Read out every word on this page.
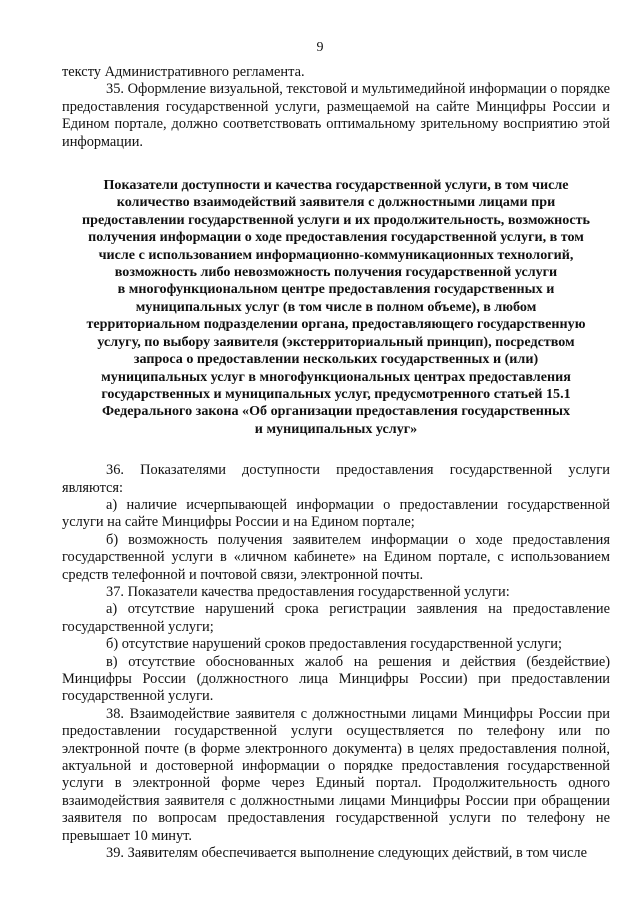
9

тексту Административного регламента.

35. Оформление визуальной, текстовой и мультимедийной информации о порядке предоставления государственной услуги, размещаемой на сайте Минцифры России и Едином портале, должно соответствовать оптимальному зрительному восприятию этой информации.

Показатели доступности и качества государственной услуги, в том числе
количество взаимодействий заявителя с должностными лицами при
предоставлении государственной услуги и их продолжительность, возможность
получения информации о ходе предоставления государственной услуги, в том
числе с использованием информационно-коммуникационных технологий,
возможность либо невозможность получения государственной услуги
в многофункциональном центре предоставления государственных и
муниципальных услуг (в том числе в полном объеме), в любом
территориальном подразделении органа, предоставляющего государственную
услугу, по выбору заявителя (экстерриториальный принцип), посредством
запроса о предоставлении нескольких государственных и (или)
муниципальных услуг в многофункциональных центрах предоставления
государственных и муниципальных услуг, предусмотренного статьей 15.1
Федерального закона «Об организации предоставления государственных
и муниципальных услуг»

36. Показателями доступности предоставления государственной услуги являются:

а) наличие исчерпывающей информации о предоставлении государственной услуги на сайте Минцифры России и на Едином портале;

б) возможность получения заявителем информации о ходе предоставления государственной услуги в «личном кабинете» на Едином портале, с использованием средств телефонной и почтовой связи, электронной почты.

37. Показатели качества предоставления государственной услуги:

а) отсутствие нарушений срока регистрации заявления на предоставление государственной услуги;

б) отсутствие нарушений сроков предоставления государственной услуги;

в) отсутствие обоснованных жалоб на решения и действия (бездействие) Минцифры России (должностного лица Минцифры России) при предоставлении государственной услуги.

38. Взаимодействие заявителя с должностными лицами Минцифры России при предоставлении государственной услуги осуществляется по телефону или по электронной почте (в форме электронного документа) в целях предоставления полной, актуальной и достоверной информации о порядке предоставления государственной услуги в электронной форме через Единый портал. Продолжительность одного взаимодействия заявителя с должностными лицами Минцифры России при обращении заявителя по вопросам предоставления государственной услуги по телефону не превышает 10 минут.

39. Заявителям обеспечивается выполнение следующих действий, в том числе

★ ★ ★ ★

# Stated exercise
Quote the full listing above word for word; exclude every picture from the copy.

# Result for this task
Read out every word on this page.
9

тексту Административного регламента.

35. Оформление визуальной, текстовой и мультимедийной информации о порядке предоставления государственной услуги, размещаемой на сайте Минцифры России и Едином портале, должно соответствовать оптимальному зрительному восприятию этой информации.

Показатели доступности и качества государственной услуги, в том числе
количество взаимодействий заявителя с должностными лицами при
предоставлении государственной услуги и их продолжительность, возможность
получения информации о ходе предоставления государственной услуги, в том
числе с использованием информационно-коммуникационных технологий,
возможность либо невозможность получения государственной услуги
в многофункциональном центре предоставления государственных и
муниципальных услуг (в том числе в полном объеме), в любом
территориальном подразделении органа, предоставляющего государственную
услугу, по выбору заявителя (экстерриториальный принцип), посредством
запроса о предоставлении нескольких государственных и (или)
муниципальных услуг в многофункциональных центрах предоставления
государственных и муниципальных услуг, предусмотренного статьей 15.1
Федерального закона «Об организации предоставления государственных
и муниципальных услуг»

36. Показателями доступности предоставления государственной услуги являются:

а) наличие исчерпывающей информации о предоставлении государственной услуги на сайте Минцифры России и на Едином портале;

б) возможность получения заявителем информации о ходе предоставления государственной услуги в «личном кабинете» на Едином портале, с использованием средств телефонной и почтовой связи, электронной почты.

37. Показатели качества предоставления государственной услуги:

а) отсутствие нарушений срока регистрации заявления на предоставление государственной услуги;

б) отсутствие нарушений сроков предоставления государственной услуги;

в) отсутствие обоснованных жалоб на решения и действия (бездействие) Минцифры России (должностного лица Минцифры России) при предоставлении государственной услуги.

38. Взаимодействие заявителя с должностными лицами Минцифры России при предоставлении государственной услуги осуществляется по телефону или по электронной почте (в форме электронного документа) в целях предоставления полной, актуальной и достоверной информации о порядке предоставления государственной услуги в электронной форме через Единый портал. Продолжительность одного взаимодействия заявителя с должностными лицами Минцифры России при обращении заявителя по вопросам предоставления государственной услуги по телефону не превышает 10 минут.

39. Заявителям обеспечивается выполнение следующих действий, в том числе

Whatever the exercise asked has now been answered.